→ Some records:
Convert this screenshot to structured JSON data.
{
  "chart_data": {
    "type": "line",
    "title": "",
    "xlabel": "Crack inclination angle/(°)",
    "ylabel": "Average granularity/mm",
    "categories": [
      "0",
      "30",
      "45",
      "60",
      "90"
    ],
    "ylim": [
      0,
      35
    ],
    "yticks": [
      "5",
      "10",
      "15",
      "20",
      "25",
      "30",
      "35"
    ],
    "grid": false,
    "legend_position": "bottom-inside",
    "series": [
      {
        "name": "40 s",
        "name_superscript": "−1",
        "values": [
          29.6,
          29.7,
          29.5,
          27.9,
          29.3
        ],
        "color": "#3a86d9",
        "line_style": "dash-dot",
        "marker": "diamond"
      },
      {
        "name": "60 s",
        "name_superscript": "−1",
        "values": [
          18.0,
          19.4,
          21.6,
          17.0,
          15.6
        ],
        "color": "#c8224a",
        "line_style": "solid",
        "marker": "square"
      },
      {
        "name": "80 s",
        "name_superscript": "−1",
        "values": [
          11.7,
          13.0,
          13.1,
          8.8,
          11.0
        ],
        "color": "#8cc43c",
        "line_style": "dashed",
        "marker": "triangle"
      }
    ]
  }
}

→ To be done: Search the data above for the string "color" and return every line that has it.

→ Expected answer:
        "color": "#3a86d9",
        "color": "#c8224a",
        "color": "#8cc43c",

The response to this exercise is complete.